» CONSIGNE
Mettez à jour le texte sur le concert de BABYMETAL en recopiant le passage allant de « Ces nouveaux titres » jusqu'à « explosion d’énergie ! », où « géniaux » devient « excellents ».

Pour le titre suivant, cette fois pas de surprise, j’avais vu l’information passer. " Song 3 " fusionne l'univers kawaii métal de BABYMETAL avec la brutalité caractéristique du groupe russe Slaughter to Prevail. La voix gutturale d'Alex Terrible contraste avec les mélodies aériennes de Su-Metal, créant une dynamique saisissante. Les riffs de guitare acérés et les percussions martelées, renforcent cette atmosphère oppressante, tandis que les éléments électro apportent une touche moderne à l'ensemble. L’alliance est inattendue, mais fonctionne : on est emporté par l'énergie brutale déployée !
Ces nouveaux titres sont géniaux et illustrent encore une fois la capacité de BABYMETAL à repousser les frontières musicales, en s'associant à des artistes aux univers contrastés, tout en offrant une expérience scénique unique et mémorable. Le public est conquis. Le set se poursuit avec le nostalgique mais toujours aussi efficace “ Headbangeeeeerrrrr!!!!! ” puis l’un de mes featuring préférés : "RATATATA", en collaboration avec Electric Callboy, déclenche une explosion d’énergie !
Le final vire à l’apocalypse joyeuse, lorsque retentissent les premières notes de " Gimme Chocolate!! ". Véritable hymne de BABYMETAL, le titre fait littéralement exploser le Zénith : la fosse se déchaîne et les slammeurs fusent. La chanson emblématique soulève une euphorie collective, prouvant à quel point elle est cultissime.

» ENTRÉES FOURNIES
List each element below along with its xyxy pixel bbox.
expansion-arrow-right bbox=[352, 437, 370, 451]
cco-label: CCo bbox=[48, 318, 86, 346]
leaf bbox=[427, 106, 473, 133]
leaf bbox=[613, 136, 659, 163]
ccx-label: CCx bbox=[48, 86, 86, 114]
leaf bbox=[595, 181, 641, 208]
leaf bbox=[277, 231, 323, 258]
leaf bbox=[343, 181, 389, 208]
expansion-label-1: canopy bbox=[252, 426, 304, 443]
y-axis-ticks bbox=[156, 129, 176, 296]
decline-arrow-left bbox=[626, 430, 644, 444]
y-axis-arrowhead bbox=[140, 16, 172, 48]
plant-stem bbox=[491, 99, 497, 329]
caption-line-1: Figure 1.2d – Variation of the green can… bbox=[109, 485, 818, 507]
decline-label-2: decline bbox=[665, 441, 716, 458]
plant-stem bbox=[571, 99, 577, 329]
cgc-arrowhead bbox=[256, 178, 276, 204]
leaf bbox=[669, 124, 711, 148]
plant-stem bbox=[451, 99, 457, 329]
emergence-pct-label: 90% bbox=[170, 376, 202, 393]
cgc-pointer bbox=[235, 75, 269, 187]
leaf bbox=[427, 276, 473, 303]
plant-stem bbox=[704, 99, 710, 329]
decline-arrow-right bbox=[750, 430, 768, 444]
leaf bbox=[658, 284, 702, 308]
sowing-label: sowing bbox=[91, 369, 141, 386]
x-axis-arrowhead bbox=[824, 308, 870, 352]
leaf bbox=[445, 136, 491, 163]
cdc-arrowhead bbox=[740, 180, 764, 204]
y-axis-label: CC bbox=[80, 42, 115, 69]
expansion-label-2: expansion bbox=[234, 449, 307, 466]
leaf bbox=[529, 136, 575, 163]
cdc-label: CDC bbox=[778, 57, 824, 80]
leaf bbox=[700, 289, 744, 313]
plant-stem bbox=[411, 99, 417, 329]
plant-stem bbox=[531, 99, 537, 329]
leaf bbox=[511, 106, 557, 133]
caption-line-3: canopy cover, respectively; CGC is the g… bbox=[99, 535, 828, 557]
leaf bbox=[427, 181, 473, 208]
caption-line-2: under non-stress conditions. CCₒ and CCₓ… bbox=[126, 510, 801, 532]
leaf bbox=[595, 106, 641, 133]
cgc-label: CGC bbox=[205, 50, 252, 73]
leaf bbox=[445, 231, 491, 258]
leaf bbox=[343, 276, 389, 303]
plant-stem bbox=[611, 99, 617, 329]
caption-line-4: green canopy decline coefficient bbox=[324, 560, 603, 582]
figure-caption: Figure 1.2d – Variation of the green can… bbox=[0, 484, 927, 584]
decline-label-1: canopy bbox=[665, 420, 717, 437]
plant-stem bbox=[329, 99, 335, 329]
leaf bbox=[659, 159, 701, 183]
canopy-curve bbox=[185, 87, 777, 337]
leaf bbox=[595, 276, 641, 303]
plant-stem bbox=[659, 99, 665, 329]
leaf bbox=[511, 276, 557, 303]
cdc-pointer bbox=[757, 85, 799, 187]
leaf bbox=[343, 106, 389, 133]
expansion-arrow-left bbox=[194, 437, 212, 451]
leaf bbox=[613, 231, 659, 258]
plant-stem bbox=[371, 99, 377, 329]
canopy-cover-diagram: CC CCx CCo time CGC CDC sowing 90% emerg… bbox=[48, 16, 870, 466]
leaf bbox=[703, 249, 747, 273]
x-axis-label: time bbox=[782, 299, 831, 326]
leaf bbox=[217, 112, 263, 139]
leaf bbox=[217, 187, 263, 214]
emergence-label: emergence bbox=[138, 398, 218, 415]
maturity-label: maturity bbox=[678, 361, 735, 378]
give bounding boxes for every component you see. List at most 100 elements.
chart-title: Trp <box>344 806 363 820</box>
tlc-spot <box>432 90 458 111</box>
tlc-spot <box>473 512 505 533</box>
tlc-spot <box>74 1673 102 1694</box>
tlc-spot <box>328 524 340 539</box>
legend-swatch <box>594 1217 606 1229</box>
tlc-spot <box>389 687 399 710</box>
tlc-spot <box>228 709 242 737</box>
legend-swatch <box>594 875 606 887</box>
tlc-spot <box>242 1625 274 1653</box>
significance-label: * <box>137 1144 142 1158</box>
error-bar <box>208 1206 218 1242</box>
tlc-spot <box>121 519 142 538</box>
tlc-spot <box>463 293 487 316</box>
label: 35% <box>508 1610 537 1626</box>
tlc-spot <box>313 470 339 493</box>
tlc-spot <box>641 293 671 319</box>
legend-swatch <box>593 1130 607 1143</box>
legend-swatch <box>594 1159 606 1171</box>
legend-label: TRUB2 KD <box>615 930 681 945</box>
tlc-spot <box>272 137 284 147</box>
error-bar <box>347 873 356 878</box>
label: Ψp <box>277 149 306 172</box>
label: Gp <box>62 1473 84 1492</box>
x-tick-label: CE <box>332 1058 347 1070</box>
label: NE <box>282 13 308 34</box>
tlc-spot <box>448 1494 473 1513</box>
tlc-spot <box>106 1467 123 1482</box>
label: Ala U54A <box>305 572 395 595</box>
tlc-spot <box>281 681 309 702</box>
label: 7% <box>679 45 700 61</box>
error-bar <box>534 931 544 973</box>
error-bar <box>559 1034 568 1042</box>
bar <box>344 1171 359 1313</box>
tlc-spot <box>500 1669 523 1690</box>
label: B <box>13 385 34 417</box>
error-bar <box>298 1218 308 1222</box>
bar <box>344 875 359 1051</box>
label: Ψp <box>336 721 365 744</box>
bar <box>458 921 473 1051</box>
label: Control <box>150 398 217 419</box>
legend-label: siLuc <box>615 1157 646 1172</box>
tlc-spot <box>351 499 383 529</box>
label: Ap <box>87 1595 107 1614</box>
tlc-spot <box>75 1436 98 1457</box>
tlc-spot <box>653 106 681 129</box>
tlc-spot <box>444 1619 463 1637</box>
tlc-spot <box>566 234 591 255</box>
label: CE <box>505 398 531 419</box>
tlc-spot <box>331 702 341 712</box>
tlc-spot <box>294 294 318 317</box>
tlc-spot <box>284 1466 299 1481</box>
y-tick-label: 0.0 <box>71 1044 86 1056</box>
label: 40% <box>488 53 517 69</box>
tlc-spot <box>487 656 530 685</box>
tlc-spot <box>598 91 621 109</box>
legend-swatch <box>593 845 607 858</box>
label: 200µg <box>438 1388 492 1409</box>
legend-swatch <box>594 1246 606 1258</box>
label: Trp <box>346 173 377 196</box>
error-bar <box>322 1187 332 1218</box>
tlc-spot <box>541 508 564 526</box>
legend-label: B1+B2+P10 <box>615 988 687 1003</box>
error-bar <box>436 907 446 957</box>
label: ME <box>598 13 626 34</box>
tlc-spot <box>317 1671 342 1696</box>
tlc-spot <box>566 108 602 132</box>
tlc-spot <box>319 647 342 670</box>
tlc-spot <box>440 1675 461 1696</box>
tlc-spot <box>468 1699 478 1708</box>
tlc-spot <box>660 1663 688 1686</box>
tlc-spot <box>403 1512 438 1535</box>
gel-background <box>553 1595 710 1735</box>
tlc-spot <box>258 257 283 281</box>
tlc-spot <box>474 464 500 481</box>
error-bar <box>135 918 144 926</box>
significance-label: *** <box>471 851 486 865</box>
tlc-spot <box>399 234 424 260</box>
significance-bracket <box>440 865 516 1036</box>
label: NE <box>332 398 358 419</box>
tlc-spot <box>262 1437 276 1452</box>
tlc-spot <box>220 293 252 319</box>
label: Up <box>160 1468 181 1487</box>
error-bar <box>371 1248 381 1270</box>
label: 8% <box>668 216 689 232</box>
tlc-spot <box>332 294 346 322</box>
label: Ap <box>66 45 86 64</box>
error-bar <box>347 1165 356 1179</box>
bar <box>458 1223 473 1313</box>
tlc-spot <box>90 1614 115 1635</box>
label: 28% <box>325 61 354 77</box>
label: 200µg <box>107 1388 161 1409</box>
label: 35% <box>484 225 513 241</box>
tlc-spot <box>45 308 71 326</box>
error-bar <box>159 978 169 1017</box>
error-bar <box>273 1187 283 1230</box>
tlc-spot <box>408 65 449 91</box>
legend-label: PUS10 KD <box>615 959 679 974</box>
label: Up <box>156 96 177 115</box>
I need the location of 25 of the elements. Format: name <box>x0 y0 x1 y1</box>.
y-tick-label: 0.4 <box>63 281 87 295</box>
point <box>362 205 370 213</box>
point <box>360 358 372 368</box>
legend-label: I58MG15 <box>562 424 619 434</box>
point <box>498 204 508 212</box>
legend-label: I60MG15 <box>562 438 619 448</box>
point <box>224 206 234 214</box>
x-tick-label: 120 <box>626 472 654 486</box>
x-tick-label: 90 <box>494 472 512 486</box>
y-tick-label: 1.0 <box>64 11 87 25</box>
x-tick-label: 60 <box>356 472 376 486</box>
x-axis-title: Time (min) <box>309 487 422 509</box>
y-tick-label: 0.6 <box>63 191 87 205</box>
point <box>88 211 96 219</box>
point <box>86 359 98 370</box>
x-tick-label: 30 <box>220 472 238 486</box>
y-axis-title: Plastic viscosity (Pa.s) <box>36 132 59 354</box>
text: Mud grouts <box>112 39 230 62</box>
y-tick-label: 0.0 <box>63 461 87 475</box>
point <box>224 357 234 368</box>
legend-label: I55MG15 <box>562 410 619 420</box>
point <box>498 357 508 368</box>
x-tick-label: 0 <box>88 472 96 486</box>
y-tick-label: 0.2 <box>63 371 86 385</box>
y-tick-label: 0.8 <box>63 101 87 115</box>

» RÉSULTAT ATTENDU
Ces nouveaux titres sont excellents et illustrent encore une fois la capacité de BABYMETAL à repousser les frontières musicales, en s'associant à des artistes aux univers contrastés, tout en offrant une expérience scénique unique et mémorable. Le public est conquis. Le set se poursuit avec le nostalgique mais toujours aussi efficace “ Headbangeeeeerrrrr!!!!! ” puis l’un de mes featuring préférés : "RATATATA", en collaboration avec Electric Callboy, déclenche une explosion d’énergie !